Figure record extracts:
↓↓↓
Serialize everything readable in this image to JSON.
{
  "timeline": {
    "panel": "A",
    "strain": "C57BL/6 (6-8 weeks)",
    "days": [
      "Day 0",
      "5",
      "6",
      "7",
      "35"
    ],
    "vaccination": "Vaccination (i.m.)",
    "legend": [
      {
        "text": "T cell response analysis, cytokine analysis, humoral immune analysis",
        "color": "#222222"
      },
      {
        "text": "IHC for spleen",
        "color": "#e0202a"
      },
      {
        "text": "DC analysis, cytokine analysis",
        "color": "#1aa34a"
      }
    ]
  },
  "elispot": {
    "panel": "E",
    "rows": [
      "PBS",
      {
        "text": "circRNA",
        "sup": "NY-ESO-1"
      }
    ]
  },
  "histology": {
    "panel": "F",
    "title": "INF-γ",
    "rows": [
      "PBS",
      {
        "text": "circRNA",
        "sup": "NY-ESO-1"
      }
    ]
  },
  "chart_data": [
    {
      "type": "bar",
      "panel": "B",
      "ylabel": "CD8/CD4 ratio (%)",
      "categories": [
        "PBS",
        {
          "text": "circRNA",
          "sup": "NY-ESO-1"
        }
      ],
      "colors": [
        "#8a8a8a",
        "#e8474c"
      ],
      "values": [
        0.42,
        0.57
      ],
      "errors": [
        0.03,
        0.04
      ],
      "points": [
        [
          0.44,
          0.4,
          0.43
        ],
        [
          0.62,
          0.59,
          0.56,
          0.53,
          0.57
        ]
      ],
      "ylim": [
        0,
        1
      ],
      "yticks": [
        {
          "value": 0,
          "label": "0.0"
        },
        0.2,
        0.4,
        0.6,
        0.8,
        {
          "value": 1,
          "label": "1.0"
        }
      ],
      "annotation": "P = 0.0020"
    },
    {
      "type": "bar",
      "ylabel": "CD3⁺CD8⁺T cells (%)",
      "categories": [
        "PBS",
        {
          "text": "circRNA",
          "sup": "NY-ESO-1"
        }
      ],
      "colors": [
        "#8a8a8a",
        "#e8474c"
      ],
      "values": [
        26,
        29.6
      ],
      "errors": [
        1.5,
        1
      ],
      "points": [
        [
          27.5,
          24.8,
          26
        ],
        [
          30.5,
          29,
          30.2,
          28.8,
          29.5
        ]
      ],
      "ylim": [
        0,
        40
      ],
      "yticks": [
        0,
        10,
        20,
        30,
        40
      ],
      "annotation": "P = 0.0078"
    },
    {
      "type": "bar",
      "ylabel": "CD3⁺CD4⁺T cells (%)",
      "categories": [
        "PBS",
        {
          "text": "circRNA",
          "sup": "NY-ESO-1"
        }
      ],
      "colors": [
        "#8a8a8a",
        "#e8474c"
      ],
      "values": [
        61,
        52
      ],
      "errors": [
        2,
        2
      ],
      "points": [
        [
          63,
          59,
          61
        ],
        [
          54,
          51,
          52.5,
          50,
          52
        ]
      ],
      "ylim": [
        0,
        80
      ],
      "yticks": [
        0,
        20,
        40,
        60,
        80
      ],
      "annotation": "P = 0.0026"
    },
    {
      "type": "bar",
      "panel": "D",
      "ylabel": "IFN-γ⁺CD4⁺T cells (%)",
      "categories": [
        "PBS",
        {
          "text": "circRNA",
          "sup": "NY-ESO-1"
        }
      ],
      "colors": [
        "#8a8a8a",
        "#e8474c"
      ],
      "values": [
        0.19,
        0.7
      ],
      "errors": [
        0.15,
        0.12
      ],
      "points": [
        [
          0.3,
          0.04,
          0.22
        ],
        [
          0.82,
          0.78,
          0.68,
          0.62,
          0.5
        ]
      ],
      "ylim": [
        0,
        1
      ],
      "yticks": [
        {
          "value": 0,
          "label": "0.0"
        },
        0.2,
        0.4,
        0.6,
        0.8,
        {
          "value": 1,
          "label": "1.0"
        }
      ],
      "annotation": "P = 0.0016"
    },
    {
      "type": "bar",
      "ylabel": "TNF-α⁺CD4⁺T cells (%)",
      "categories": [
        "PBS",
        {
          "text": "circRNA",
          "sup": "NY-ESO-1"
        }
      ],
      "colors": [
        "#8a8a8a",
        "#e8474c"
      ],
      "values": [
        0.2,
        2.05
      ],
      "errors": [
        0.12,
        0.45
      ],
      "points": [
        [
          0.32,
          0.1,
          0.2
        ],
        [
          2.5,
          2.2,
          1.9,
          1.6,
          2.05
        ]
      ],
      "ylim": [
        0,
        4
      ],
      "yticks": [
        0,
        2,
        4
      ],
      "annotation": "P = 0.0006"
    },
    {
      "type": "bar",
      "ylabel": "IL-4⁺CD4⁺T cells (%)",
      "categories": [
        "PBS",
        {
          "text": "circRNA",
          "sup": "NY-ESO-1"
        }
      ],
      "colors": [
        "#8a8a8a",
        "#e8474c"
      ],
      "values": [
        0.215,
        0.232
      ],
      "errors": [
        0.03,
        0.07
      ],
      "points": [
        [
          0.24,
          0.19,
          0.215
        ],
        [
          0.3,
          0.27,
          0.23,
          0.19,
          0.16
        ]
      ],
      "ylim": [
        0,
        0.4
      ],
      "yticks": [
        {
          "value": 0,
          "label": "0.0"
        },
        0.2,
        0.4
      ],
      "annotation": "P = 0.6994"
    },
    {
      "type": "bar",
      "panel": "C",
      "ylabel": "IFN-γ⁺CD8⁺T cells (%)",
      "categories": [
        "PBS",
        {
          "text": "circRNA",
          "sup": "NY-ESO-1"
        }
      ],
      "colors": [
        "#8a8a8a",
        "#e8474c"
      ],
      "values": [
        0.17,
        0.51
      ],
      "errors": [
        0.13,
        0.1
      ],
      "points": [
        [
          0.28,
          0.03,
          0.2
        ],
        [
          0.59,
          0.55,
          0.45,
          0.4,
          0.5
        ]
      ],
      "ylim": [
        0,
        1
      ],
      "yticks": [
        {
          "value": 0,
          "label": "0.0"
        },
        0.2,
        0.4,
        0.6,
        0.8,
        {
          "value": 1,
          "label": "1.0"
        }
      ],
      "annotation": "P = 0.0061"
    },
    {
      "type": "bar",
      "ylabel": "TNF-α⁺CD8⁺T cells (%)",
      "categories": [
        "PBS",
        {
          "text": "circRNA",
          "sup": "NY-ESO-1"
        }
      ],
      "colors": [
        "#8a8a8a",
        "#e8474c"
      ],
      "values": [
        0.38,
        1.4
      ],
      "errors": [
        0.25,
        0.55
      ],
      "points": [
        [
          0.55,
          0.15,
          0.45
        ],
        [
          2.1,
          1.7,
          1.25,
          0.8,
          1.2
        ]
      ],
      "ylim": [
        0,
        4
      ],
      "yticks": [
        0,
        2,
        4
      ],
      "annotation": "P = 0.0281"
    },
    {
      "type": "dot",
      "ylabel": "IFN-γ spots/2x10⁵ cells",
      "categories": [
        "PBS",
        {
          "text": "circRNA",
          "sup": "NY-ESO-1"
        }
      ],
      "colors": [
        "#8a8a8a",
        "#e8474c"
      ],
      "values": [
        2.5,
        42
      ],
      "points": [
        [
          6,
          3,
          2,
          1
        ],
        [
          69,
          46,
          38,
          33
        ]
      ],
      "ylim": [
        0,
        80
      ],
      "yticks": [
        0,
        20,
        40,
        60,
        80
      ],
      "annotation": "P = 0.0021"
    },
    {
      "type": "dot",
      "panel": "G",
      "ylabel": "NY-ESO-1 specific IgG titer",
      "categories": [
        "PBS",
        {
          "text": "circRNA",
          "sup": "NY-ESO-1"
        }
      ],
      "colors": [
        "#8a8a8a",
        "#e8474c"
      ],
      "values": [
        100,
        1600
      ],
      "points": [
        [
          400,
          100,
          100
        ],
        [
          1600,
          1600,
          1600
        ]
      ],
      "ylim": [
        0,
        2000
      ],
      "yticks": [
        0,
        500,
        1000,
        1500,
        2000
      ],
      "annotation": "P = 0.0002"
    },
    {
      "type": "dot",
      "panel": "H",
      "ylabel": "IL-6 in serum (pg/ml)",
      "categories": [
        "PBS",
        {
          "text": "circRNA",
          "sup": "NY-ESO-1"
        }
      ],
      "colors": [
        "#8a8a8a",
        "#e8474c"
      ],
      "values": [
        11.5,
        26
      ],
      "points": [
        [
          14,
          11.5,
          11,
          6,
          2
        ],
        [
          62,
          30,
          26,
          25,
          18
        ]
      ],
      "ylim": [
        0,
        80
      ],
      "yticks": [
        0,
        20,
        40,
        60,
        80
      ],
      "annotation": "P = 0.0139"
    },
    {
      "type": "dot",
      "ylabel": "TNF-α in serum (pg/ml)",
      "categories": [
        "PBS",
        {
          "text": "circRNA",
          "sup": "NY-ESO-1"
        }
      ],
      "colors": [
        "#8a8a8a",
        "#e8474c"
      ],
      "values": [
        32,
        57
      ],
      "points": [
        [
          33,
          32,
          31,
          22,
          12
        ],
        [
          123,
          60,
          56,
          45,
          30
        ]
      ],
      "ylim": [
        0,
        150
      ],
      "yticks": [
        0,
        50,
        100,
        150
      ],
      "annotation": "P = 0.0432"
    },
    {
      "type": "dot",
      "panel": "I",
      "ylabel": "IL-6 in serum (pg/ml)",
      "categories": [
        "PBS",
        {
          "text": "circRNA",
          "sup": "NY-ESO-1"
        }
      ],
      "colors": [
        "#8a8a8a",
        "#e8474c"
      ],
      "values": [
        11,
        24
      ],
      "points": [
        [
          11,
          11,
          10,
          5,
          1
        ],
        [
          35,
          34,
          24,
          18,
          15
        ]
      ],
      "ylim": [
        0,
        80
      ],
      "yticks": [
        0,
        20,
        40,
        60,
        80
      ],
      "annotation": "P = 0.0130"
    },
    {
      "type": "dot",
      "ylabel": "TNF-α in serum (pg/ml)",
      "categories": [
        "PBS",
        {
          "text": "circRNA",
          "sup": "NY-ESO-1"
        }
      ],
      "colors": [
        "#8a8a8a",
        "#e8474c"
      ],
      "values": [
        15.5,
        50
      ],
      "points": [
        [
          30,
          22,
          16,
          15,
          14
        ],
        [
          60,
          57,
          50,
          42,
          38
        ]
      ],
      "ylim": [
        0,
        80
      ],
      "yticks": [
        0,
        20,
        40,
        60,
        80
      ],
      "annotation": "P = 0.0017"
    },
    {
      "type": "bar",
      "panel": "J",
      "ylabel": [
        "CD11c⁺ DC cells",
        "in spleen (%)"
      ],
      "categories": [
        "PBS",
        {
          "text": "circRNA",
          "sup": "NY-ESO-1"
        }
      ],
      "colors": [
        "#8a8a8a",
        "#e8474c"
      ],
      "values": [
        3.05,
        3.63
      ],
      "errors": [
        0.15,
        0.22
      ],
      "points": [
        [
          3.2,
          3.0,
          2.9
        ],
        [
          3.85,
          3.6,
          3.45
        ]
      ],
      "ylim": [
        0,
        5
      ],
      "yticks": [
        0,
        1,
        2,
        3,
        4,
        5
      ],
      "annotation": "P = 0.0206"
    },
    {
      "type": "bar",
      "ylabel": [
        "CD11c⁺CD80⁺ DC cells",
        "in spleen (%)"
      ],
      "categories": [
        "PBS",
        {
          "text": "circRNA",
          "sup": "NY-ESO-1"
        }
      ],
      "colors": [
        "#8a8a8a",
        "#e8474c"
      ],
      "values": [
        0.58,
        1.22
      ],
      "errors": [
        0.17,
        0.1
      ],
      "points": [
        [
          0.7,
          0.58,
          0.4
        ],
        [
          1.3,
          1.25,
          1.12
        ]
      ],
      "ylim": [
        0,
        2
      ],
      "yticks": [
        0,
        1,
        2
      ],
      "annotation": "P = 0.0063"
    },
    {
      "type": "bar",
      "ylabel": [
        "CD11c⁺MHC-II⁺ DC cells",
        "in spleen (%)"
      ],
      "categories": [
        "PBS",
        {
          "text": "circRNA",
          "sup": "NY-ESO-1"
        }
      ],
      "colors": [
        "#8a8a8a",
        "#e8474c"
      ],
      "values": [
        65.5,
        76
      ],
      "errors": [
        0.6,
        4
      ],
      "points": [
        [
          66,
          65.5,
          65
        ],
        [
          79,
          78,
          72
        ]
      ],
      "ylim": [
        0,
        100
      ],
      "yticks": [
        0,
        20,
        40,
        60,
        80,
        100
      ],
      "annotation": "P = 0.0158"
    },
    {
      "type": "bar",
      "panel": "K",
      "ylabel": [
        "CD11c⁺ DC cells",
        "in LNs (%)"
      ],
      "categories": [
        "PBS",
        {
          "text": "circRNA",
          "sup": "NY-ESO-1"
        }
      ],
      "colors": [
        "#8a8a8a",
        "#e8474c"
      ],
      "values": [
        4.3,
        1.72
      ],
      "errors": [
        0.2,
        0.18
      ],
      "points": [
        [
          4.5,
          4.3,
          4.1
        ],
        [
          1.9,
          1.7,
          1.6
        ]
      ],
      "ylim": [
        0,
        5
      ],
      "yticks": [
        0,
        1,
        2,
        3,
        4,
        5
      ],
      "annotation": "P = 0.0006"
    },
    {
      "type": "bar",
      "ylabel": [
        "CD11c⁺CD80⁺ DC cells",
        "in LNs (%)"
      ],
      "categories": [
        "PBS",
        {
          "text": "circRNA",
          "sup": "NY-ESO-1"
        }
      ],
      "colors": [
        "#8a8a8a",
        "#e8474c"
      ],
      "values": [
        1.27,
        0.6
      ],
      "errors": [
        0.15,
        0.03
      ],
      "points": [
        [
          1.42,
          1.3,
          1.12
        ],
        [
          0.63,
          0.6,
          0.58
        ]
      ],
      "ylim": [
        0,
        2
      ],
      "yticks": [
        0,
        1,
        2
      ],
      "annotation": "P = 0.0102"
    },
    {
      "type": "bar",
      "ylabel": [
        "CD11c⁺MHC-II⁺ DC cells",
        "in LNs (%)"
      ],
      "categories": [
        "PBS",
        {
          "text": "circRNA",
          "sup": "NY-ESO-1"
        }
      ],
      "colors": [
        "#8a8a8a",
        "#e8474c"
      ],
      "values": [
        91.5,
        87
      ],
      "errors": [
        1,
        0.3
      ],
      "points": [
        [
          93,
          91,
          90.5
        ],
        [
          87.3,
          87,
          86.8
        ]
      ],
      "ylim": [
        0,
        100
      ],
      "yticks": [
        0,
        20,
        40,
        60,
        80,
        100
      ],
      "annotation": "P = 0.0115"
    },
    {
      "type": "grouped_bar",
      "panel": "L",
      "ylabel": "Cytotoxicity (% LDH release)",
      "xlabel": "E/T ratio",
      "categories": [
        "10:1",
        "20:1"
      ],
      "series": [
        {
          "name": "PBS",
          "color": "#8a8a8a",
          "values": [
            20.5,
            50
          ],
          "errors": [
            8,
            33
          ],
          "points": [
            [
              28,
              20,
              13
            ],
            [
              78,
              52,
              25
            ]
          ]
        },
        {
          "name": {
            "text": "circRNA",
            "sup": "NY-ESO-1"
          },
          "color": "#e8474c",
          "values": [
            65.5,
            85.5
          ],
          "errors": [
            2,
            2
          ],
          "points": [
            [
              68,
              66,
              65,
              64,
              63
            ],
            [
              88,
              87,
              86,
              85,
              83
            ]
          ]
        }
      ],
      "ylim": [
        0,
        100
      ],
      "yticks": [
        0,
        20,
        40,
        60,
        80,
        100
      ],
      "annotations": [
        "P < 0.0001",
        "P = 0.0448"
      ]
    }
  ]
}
↑↑↑
## Exercise
Each line above that has the word "cytokine" should be copied.

## Written solution
        "text": "T cell response analysis, cytokine analysis, humoral immune analysis",
        "text": "DC analysis, cytokine analysis",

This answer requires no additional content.